# GIVEN PROBLEM
Leave out the pictures and copy every record exactly.

(Dataset excerpt)

-- start --

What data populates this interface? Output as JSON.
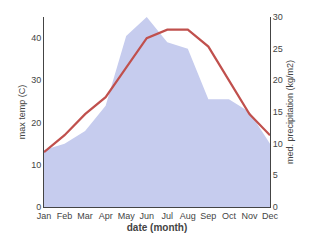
{
  "chart_data": {
    "type": "line",
    "categories": [
      "Jan",
      "Feb",
      "Mar",
      "Apr",
      "May",
      "Jun",
      "Jul",
      "Aug",
      "Sep",
      "Oct",
      "Nov",
      "Dec"
    ],
    "series": [
      {
        "type": "area",
        "axis": "y2",
        "color": "#c6ccee",
        "values": [
          9,
          10,
          12,
          16,
          27,
          30,
          26,
          25,
          17,
          17,
          15,
          10
        ]
      },
      {
        "type": "line",
        "color": "#c0504d",
        "values": [
          13,
          17,
          22,
          26,
          33,
          40,
          42,
          42,
          38,
          30,
          22,
          17
        ]
      }
    ],
    "xlabel": "date (month)",
    "ylabel": "max temp (C)",
    "y2label": "med. precipitation (kg/m2)",
    "ylim": [
      0,
      45
    ],
    "yticks": [
      0,
      10,
      20,
      30,
      40
    ],
    "y2lim": [
      0,
      30
    ],
    "y2ticks": [
      0,
      5,
      10,
      15,
      20,
      25,
      30
    ],
    "grid": false
  }
}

-- end --

# WRITTEN ANSWER
What data populates this interface? Output as JSON.
{
  "chart_data": {
    "type": "line",
    "categories": [
      "Jan",
      "Feb",
      "Mar",
      "Apr",
      "May",
      "Jun",
      "Jul",
      "Aug",
      "Sep",
      "Oct",
      "Nov",
      "Dec"
    ],
    "series": [
      {
        "type": "area",
        "axis": "y2",
        "color": "#c6ccee",
        "values": [
          9,
          10,
          12,
          16,
          27,
          30,
          26,
          25,
          17,
          17,
          15,
          10
        ]
      },
      {
        "type": "line",
        "color": "#c0504d",
        "values": [
          13,
          17,
          22,
          26,
          33,
          40,
          42,
          42,
          38,
          30,
          22,
          17
        ]
      }
    ],
    "xlabel": "date (month)",
    "ylabel": "max temp (C)",
    "y2label": "med. precipitation (kg/m2)",
    "ylim": [
      0,
      45
    ],
    "yticks": [
      0,
      10,
      20,
      30,
      40
    ],
    "y2lim": [
      0,
      30
    ],
    "y2ticks": [
      0,
      5,
      10,
      15,
      20,
      25,
      30
    ],
    "grid": false
  }
}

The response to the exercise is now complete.